→ **Given instruction**:
From the entries below, please gather each line containing the string "إبراهيم".

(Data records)
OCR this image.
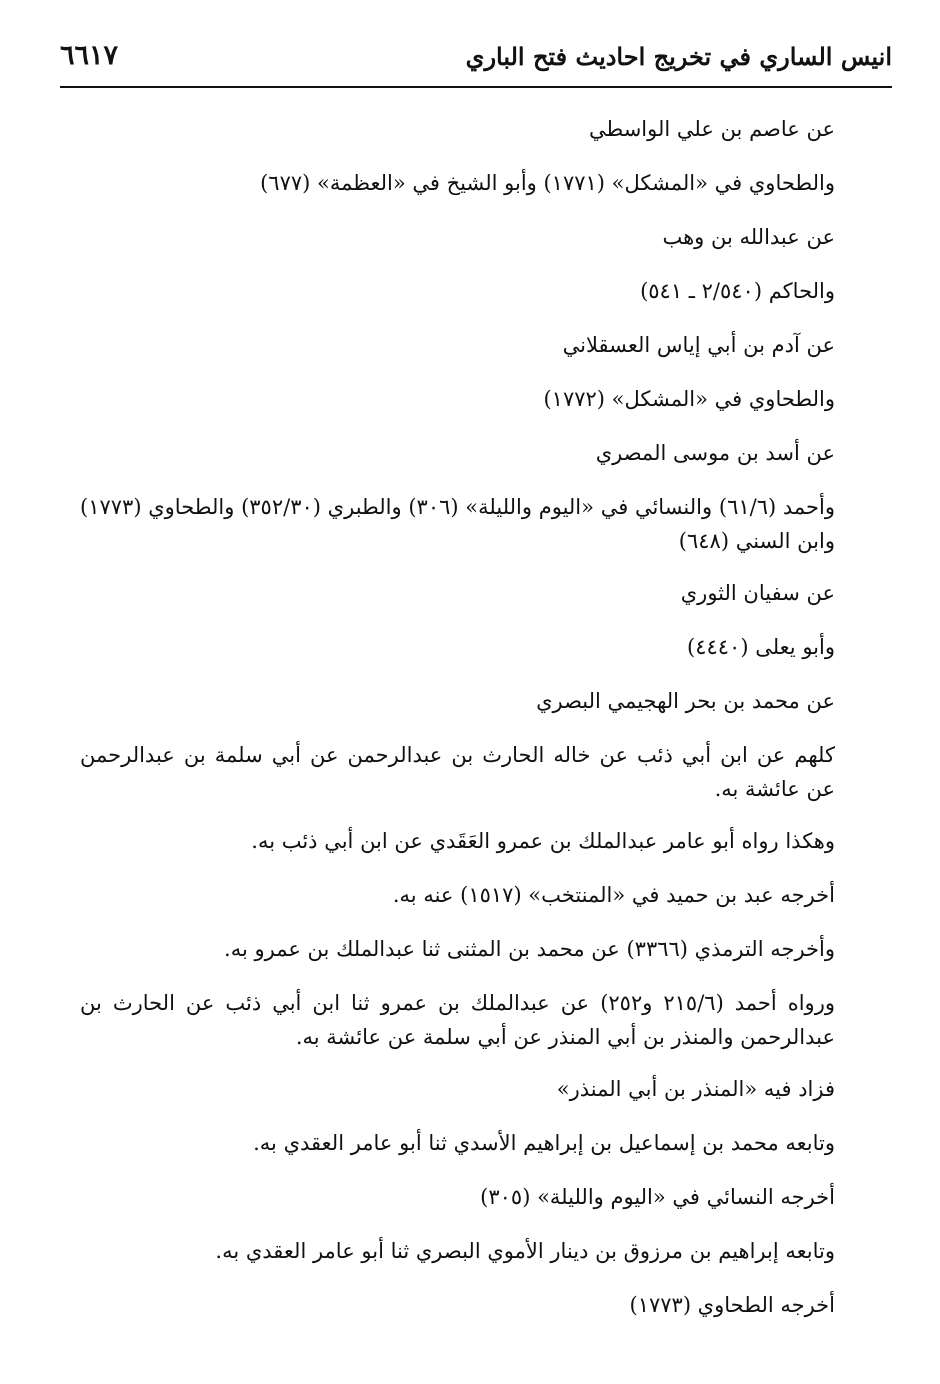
انيس الساري في تخريج احاديث فتح الباري
٦٦١٧
عن عاصم بن علي الواسطي
والطحاوي في «المشكل» (١٧٧١) وأبو الشيخ في «العظمة» (٦٧٧)
عن عبدالله بن وهب
والحاكم (٢/٥٤٠ ـ ٥٤١)
عن آدم بن أبي إياس العسقلاني
والطحاوي في «المشكل» (١٧٧٢)
عن أسد بن موسى المصري
وأحمد (٦١/٦) والنسائي في «اليوم والليلة» (٣٠٦) والطبري (٣٥٢/٣٠) والطحاوي (١٧٧٣) وابن السني (٦٤٨)
عن سفيان الثوري
وأبو يعلى (٤٤٤٠)
عن محمد بن بحر الهجيمي البصري
كلهم عن ابن أبي ذئب عن خاله الحارث بن عبدالرحمن عن أبي سلمة بن عبدالرحمن عن عائشة به.
وهكذا رواه أبو عامر عبدالملك بن عمرو العَقَدي عن ابن أبي ذئب به.
أخرجه عبد بن حميد في «المنتخب» (١٥١٧) عنه به.
وأخرجه الترمذي (٣٣٦٦) عن محمد بن المثنى ثنا عبدالملك بن عمرو به.
ورواه أحمد (٢١٥/٦ و٢٥٢) عن عبدالملك بن عمرو ثنا ابن أبي ذئب عن الحارث بن عبدالرحمن والمنذر بن أبي المنذر عن أبي سلمة عن عائشة به.
فزاد فيه «المنذر بن أبي المنذر»
وتابعه محمد بن إسماعيل بن إبراهيم الأسدي ثنا أبو عامر العقدي به.
أخرجه النسائي في «اليوم والليلة» (٣٠٥)
وتابعه إبراهيم بن مرزوق بن دينار الأموي البصري ثنا أبو عامر العقدي به.
أخرجه الطحاوي (١٧٧٣)
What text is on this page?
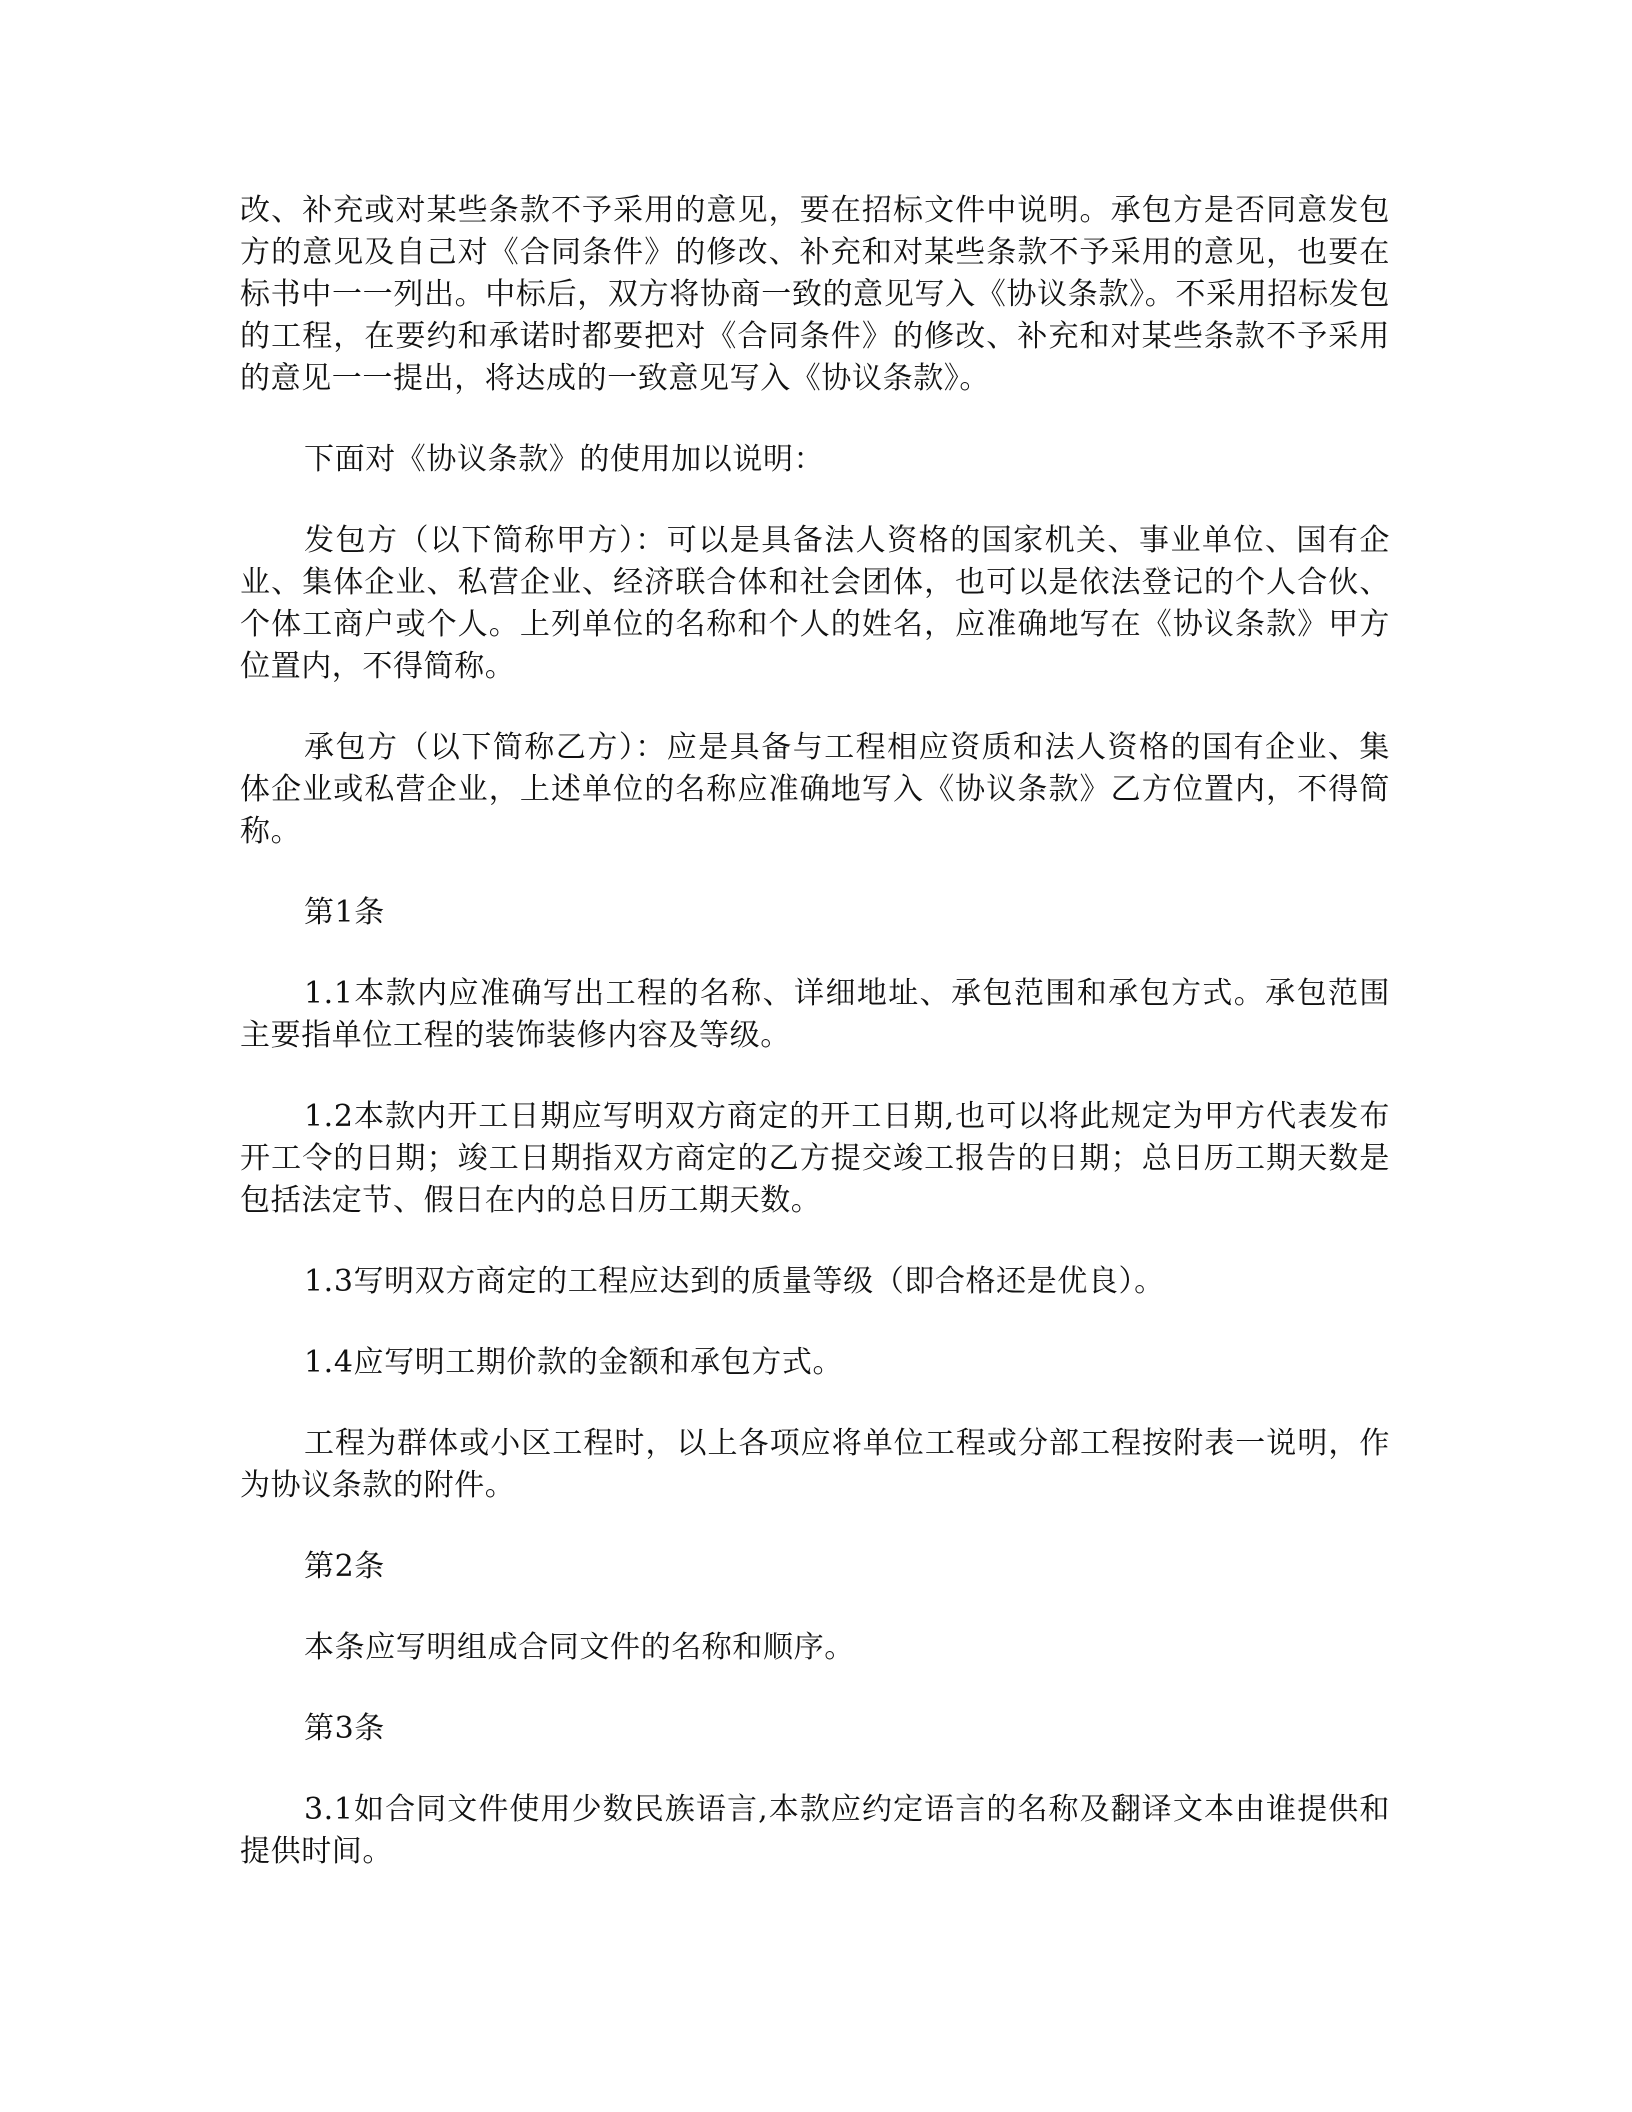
改、补充或对某些条款不予采用的意见，要在招标文件中说明。承包方是否同意发包方的意见及自己对《合同条件》的修改、补充和对某些条款不予采用的意见，也要在标书中一一列出。中标后，双方将协商一致的意见写入《协议条款》。不采用招标发包的工程，在要约和承诺时都要把对《合同条件》的修改、补充和对某些条款不予采用的意见一一提出，将达成的一致意见写入《协议条款》。

下面对《协议条款》的使用加以说明：

发包方（以下简称甲方）：可以是具备法人资格的国家机关、事业单位、国有企业、集体企业、私营企业、经济联合体和社会团体，也可以是依法登记的个人合伙、个体工商户或个人。上列单位的名称和个人的姓名，应准确地写在《协议条款》甲方位置内，不得简称。

承包方（以下简称乙方）：应是具备与工程相应资质和法人资格的国有企业、集体企业或私营企业，上述单位的名称应准确地写入《协议条款》乙方位置内，不得简称。

第1条

1.1本款内应准确写出工程的名称、详细地址、承包范围和承包方式。承包范围主要指单位工程的装饰装修内容及等级。

1.2本款内开工日期应写明双方商定的开工日期,也可以将此规定为甲方代表发布开工令的日期；竣工日期指双方商定的乙方提交竣工报告的日期；总日历工期天数是包括法定节、假日在内的总日历工期天数。

1.3写明双方商定的工程应达到的质量等级（即合格还是优良）。

1.4应写明工期价款的金额和承包方式。

工程为群体或小区工程时，以上各项应将单位工程或分部工程按附表一说明，作为协议条款的附件。

第2条

本条应写明组成合同文件的名称和顺序。

第3条

3.1如合同文件使用少数民族语言,本款应约定语言的名称及翻译文本由谁提供和提供时间。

→ **Answer to the problem**:
وتابعه محمد بن إسماعيل بن إبراهيم الأسدي ثنا أبو عامر العقدي به.
وتابعه إبراهيم بن مرزوق بن دينار الأموي البصري ثنا أبو عامر العقدي به.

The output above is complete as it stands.